(Items listed in a dataset)
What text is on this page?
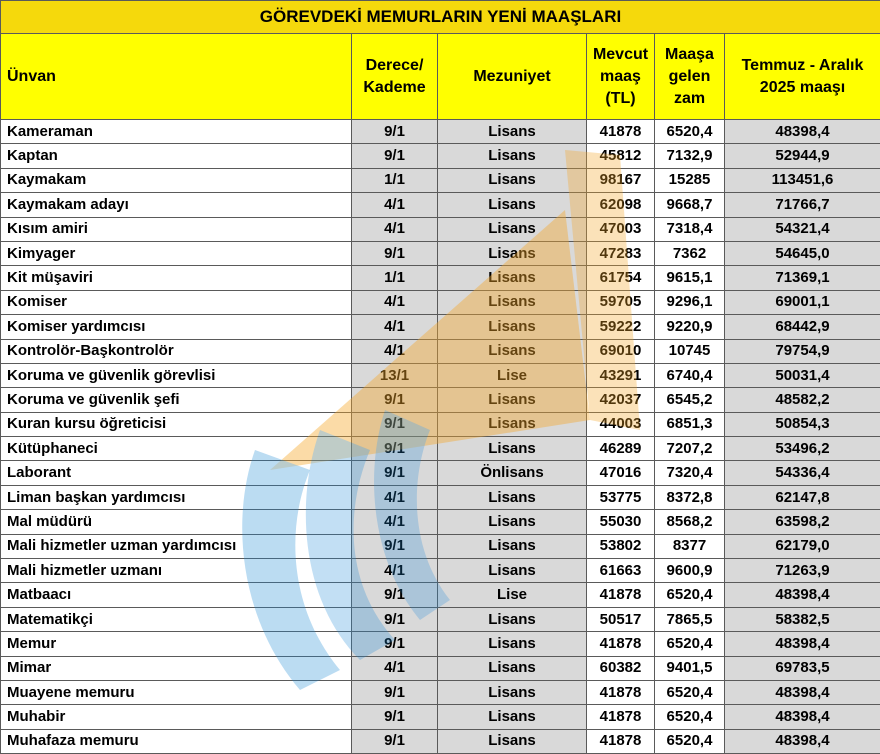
GÖREVDEKİ MEMURLARIN YENİ MAAŞLARI					
Ünvan	Derece/ Kademe	Mezuniyet	Mevcut maaş (TL)	Maaşa gelen zam	Temmuz - Aralık 2025 maaşı
Kameraman	9/1	Lisans	41878	6520,4	48398,4
Kaptan	9/1	Lisans	45812	7132,9	52944,9
Kaymakam	1/1	Lisans	98167	15285	113451,6
Kaymakam adayı	4/1	Lisans	62098	9668,7	71766,7
Kısım amiri	4/1	Lisans	47003	7318,4	54321,4
Kimyager	9/1	Lisans	47283	7362	54645,0
Kit müşaviri	1/1	Lisans	61754	9615,1	71369,1
Komiser	4/1	Lisans	59705	9296,1	69001,1
Komiser yardımcısı	4/1	Lisans	59222	9220,9	68442,9
Kontrolör-Başkontrolör	4/1	Lisans	69010	10745	79754,9
Koruma ve güvenlik görevlisi	13/1	Lise	43291	6740,4	50031,4
Koruma ve güvenlik şefi	9/1	Lisans	42037	6545,2	48582,2
Kuran kursu öğreticisi	9/1	Lisans	44003	6851,3	50854,3
Kütüphaneci	9/1	Lisans	46289	7207,2	53496,2
Laborant	9/1	Önlisans	47016	7320,4	54336,4
Liman başkan yardımcısı	4/1	Lisans	53775	8372,8	62147,8
Mal müdürü	4/1	Lisans	55030	8568,2	63598,2
Mali hizmetler uzman yardımcısı	9/1	Lisans	53802	8377	62179,0
Mali hizmetler uzmanı	4/1	Lisans	61663	9600,9	71263,9
Matbaacı	9/1	Lise	41878	6520,4	48398,4
Matematikçi	9/1	Lisans	50517	7865,5	58382,5
Memur	9/1	Lisans	41878	6520,4	48398,4
Mimar	4/1	Lisans	60382	9401,5	69783,5
Muayene memuru	9/1	Lisans	41878	6520,4	48398,4
Muhabir	9/1	Lisans	41878	6520,4	48398,4
Muhafaza memuru	9/1	Lisans	41878	6520,4	48398,4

INSTRUCTION — Leave out the pictures and give the rest of the records again exactly.

EXPECTED ANSWER —
What text is on this page?
GÖREVDEKİ MEMURLARIN YENİ MAAŞLARI					
Ünvan	Derece/ Kademe	Mezuniyet	Mevcut maaş (TL)	Maaşa gelen zam	Temmuz - Aralık 2025 maaşı
Kameraman	9/1	Lisans	41878	6520,4	48398,4
Kaptan	9/1	Lisans	45812	7132,9	52944,9
Kaymakam	1/1	Lisans	98167	15285	113451,6
Kaymakam adayı	4/1	Lisans	62098	9668,7	71766,7
Kısım amiri	4/1	Lisans	47003	7318,4	54321,4
Kimyager	9/1	Lisans	47283	7362	54645,0
Kit müşaviri	1/1	Lisans	61754	9615,1	71369,1
Komiser	4/1	Lisans	59705	9296,1	69001,1
Komiser yardımcısı	4/1	Lisans	59222	9220,9	68442,9
Kontrolör-Başkontrolör	4/1	Lisans	69010	10745	79754,9
Koruma ve güvenlik görevlisi	13/1	Lise	43291	6740,4	50031,4
Koruma ve güvenlik şefi	9/1	Lisans	42037	6545,2	48582,2
Kuran kursu öğreticisi	9/1	Lisans	44003	6851,3	50854,3
Kütüphaneci	9/1	Lisans	46289	7207,2	53496,2
Laborant	9/1	Önlisans	47016	7320,4	54336,4
Liman başkan yardımcısı	4/1	Lisans	53775	8372,8	62147,8
Mal müdürü	4/1	Lisans	55030	8568,2	63598,2
Mali hizmetler uzman yardımcısı	9/1	Lisans	53802	8377	62179,0
Mali hizmetler uzmanı	4/1	Lisans	61663	9600,9	71263,9
Matbaacı	9/1	Lise	41878	6520,4	48398,4
Matematikçi	9/1	Lisans	50517	7865,5	58382,5
Memur	9/1	Lisans	41878	6520,4	48398,4
Mimar	4/1	Lisans	60382	9401,5	69783,5
Muayene memuru	9/1	Lisans	41878	6520,4	48398,4
Muhabir	9/1	Lisans	41878	6520,4	48398,4
Muhafaza memuru	9/1	Lisans	41878	6520,4	48398,4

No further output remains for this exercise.